• Requirement
Give the count of lines that include the string "School". Add nothing to it.

◇ ◇ ◇ ◇ ◇ ◇ ◇

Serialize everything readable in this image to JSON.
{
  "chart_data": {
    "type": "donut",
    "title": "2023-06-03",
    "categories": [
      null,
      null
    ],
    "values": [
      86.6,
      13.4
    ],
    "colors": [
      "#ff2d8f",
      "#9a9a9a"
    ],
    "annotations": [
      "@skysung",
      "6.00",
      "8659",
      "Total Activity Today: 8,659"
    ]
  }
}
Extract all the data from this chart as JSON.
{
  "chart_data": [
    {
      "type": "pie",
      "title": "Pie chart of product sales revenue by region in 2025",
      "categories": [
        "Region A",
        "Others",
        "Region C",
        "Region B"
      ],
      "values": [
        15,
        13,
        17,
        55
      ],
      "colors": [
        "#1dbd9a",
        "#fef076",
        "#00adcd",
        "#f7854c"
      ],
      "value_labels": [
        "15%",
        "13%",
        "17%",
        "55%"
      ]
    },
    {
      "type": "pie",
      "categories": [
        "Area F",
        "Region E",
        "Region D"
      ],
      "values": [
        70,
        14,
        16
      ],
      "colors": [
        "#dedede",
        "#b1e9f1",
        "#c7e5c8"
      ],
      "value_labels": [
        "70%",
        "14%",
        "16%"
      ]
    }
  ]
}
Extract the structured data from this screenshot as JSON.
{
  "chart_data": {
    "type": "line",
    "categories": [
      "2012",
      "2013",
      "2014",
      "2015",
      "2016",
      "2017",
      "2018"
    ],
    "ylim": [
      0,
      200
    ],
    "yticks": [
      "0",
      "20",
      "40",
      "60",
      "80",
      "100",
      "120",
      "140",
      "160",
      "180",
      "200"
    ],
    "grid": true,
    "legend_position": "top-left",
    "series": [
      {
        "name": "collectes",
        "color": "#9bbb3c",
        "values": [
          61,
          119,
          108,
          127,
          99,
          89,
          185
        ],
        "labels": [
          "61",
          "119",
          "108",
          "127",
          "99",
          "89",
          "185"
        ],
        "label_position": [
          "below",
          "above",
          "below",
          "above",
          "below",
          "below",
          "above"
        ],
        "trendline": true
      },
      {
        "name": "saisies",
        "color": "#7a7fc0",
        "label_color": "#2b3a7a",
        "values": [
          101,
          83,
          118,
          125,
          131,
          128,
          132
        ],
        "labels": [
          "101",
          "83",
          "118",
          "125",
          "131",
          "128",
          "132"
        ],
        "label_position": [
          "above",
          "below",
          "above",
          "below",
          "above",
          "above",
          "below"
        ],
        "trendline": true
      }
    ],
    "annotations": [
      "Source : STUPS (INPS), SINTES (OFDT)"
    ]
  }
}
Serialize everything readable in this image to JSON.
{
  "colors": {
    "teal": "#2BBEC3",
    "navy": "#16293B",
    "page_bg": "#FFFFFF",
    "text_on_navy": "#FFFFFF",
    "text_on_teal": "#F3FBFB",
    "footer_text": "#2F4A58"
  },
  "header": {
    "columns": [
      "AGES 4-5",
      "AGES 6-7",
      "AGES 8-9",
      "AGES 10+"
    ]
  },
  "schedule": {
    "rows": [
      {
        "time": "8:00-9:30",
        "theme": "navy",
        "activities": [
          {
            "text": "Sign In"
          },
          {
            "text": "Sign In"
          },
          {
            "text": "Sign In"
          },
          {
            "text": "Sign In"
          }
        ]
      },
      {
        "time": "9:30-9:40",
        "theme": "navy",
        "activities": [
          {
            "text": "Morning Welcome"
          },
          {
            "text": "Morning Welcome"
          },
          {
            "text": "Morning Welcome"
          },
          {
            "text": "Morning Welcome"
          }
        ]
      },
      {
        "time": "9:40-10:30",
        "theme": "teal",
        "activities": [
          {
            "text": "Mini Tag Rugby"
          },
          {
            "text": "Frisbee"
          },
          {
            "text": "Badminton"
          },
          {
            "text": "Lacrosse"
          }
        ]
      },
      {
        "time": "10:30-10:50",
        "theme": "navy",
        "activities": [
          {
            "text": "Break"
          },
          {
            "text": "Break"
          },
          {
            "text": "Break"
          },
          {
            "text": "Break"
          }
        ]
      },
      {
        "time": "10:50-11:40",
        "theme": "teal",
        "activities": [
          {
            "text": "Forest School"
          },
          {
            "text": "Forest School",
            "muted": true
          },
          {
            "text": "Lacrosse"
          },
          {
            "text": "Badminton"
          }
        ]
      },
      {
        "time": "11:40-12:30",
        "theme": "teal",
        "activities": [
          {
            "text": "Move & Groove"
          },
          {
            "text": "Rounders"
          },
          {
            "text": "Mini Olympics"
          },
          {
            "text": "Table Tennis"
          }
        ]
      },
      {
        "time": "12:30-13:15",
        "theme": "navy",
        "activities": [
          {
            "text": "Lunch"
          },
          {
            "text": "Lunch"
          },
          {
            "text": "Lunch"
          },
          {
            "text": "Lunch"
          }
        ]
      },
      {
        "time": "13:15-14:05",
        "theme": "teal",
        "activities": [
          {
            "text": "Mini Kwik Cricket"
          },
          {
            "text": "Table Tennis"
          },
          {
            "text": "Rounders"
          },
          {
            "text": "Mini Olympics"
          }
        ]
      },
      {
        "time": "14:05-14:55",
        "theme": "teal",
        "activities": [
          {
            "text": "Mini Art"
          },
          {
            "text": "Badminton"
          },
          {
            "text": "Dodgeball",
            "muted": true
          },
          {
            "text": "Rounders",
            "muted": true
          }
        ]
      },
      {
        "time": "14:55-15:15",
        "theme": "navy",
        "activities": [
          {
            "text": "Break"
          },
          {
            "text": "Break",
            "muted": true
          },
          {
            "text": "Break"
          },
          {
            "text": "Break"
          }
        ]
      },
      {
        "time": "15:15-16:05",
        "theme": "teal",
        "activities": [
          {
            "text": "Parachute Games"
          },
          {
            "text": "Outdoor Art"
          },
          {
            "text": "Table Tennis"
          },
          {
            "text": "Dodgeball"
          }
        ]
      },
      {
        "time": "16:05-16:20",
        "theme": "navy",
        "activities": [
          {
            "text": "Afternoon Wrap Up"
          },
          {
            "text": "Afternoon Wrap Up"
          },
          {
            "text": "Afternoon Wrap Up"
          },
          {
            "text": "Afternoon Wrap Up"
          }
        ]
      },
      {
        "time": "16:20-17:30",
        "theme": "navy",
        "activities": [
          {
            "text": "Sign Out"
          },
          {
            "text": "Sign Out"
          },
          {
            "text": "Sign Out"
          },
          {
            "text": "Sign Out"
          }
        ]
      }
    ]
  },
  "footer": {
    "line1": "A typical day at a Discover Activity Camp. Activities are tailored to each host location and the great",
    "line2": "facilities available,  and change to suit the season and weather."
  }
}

◇ ◇ ◇ ◇ ◇ ◇ ◇

• Exercise result
2